## GIVEN INSTRUCTION
Gather from the material every line that contains the string "staff".

● ● ● ●

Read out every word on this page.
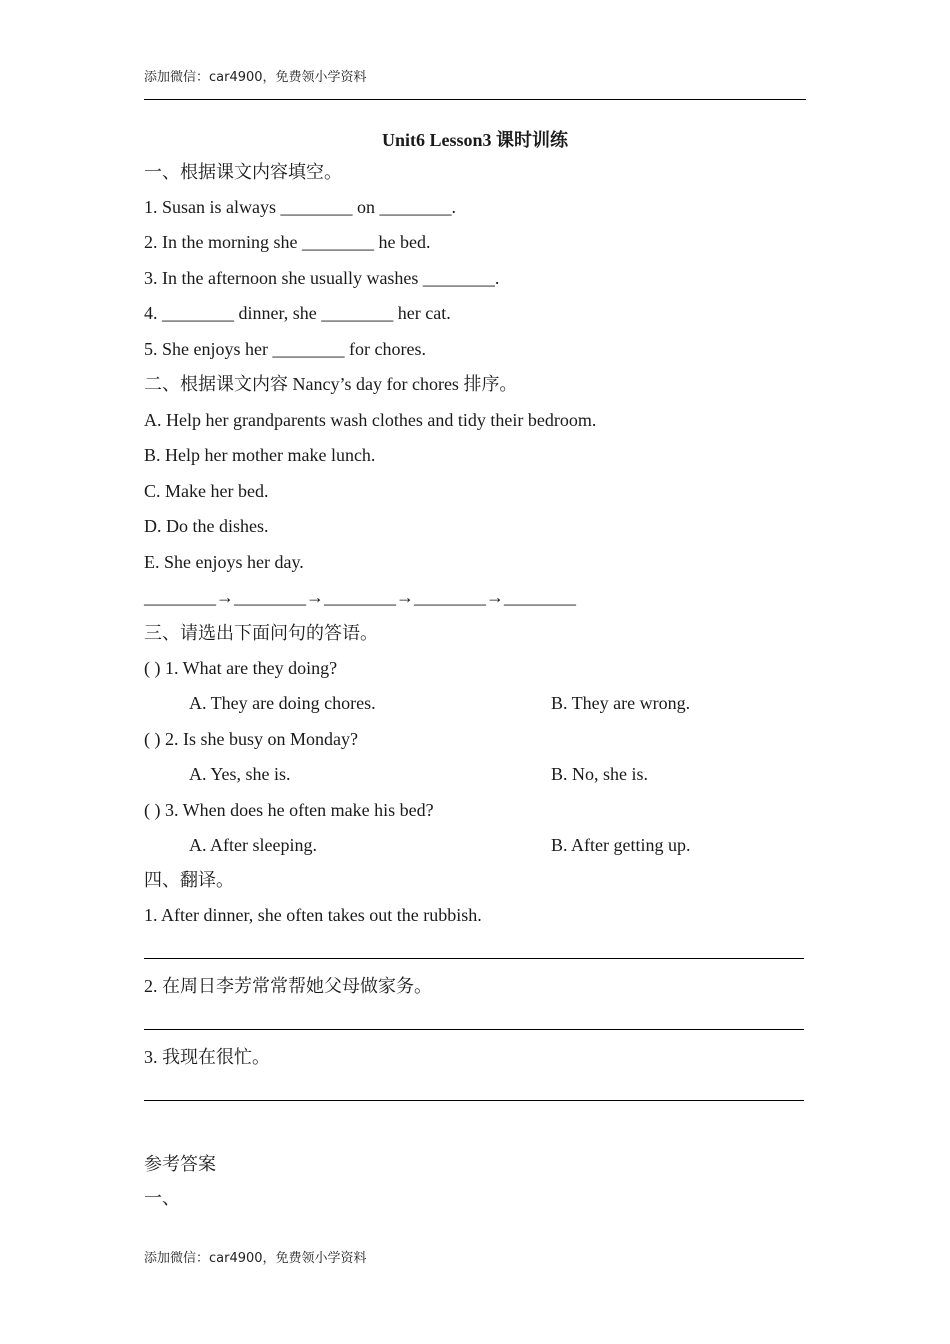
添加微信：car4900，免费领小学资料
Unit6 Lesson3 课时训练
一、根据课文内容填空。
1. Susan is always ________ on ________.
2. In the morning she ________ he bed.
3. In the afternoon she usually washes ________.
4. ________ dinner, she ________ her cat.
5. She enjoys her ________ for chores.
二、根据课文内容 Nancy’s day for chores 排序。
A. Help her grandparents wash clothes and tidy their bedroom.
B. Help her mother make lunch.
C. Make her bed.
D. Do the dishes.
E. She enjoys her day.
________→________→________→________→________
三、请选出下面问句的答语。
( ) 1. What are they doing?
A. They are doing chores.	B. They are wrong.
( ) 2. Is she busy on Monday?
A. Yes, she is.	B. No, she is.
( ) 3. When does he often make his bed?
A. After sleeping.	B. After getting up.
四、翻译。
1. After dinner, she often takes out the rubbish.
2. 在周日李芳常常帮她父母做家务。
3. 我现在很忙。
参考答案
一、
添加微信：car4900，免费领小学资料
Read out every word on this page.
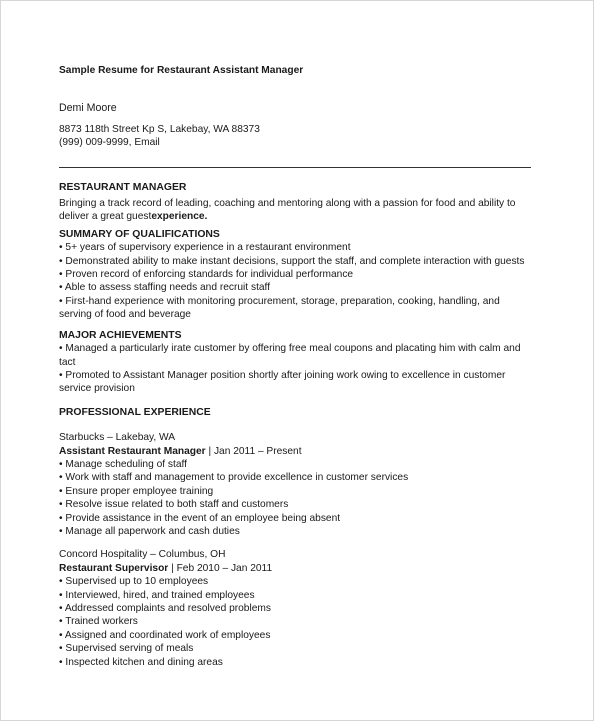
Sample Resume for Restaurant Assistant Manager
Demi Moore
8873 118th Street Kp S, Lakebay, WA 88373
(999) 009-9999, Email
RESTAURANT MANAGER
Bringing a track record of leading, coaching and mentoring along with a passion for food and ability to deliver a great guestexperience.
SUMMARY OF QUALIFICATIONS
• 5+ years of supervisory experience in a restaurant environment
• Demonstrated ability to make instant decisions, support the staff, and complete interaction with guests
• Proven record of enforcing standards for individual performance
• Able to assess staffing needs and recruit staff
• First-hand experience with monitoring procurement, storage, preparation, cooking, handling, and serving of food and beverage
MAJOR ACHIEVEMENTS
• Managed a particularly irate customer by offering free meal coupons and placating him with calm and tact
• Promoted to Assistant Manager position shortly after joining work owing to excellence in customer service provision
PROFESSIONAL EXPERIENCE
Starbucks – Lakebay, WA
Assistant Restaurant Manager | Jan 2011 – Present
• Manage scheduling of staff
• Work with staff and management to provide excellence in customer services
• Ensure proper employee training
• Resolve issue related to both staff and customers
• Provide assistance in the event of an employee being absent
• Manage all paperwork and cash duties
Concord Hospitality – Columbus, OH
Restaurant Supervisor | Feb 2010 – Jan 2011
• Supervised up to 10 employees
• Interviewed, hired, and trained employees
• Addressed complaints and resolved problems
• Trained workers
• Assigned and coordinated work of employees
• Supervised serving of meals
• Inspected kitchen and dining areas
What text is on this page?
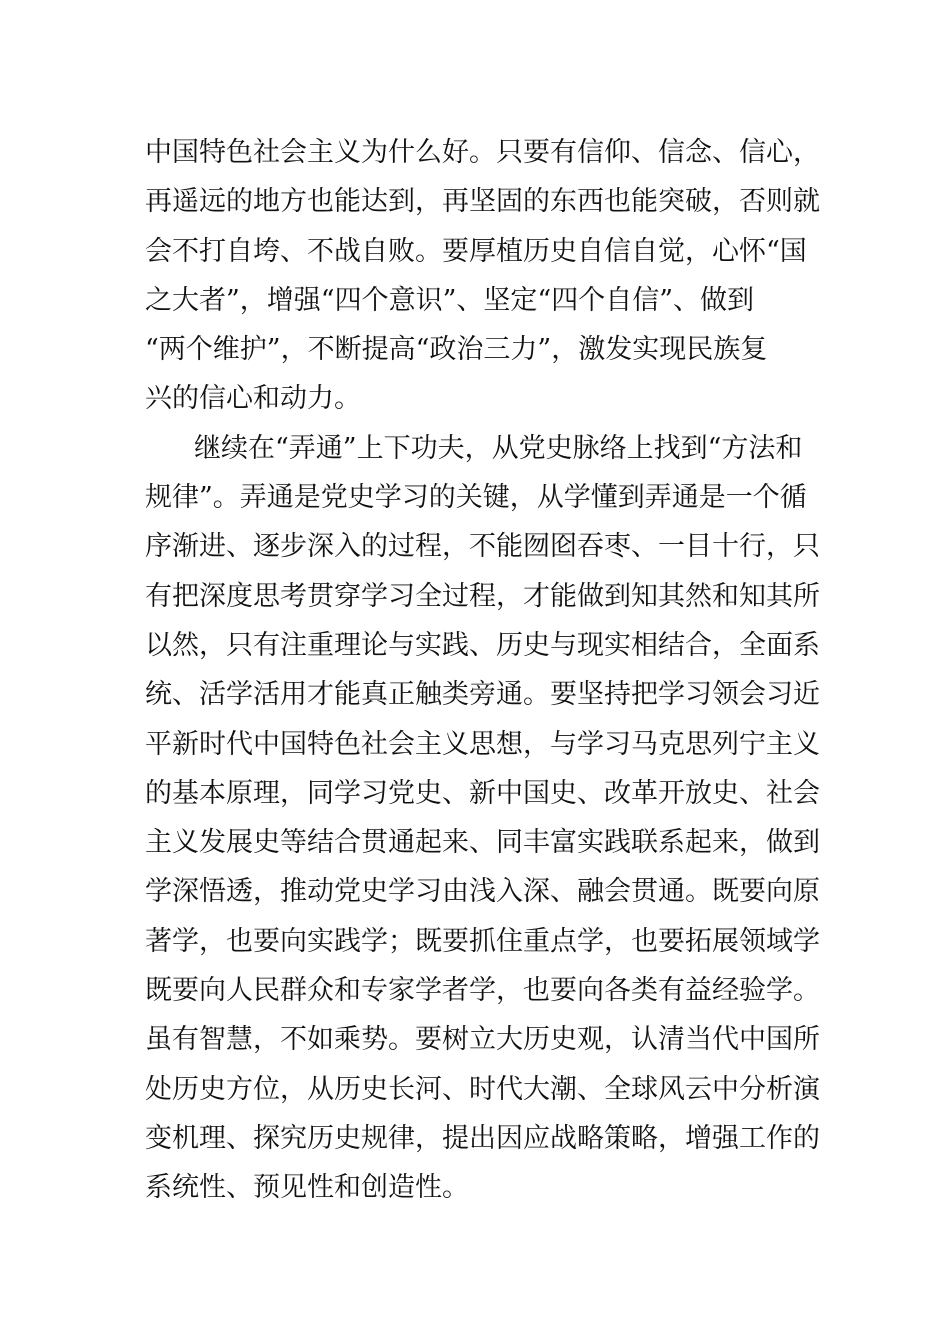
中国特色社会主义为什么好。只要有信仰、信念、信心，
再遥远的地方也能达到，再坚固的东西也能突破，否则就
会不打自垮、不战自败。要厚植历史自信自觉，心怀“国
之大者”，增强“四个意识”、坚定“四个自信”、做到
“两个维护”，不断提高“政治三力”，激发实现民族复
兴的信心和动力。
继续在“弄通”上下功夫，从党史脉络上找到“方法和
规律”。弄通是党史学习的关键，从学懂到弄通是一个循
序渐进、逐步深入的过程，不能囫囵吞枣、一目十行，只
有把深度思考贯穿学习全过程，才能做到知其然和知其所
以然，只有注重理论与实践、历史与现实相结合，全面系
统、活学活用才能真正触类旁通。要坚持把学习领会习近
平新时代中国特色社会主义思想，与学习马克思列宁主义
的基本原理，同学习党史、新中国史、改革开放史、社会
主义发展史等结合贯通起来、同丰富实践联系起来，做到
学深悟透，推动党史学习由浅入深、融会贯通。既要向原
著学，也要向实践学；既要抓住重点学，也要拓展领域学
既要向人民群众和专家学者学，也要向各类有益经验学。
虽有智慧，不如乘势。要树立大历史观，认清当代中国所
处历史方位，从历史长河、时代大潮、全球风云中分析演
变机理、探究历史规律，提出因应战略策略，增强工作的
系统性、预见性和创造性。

● ● ● ●

## SOLUTION BELOW
• Demonstrated ability to make instant decisions, support the staff, and complete interaction with guests
• Able to assess staffing needs and recruit staff
• Manage scheduling of staff
• Work with staff and management to provide excellence in customer services
• Resolve issue related to both staff and customers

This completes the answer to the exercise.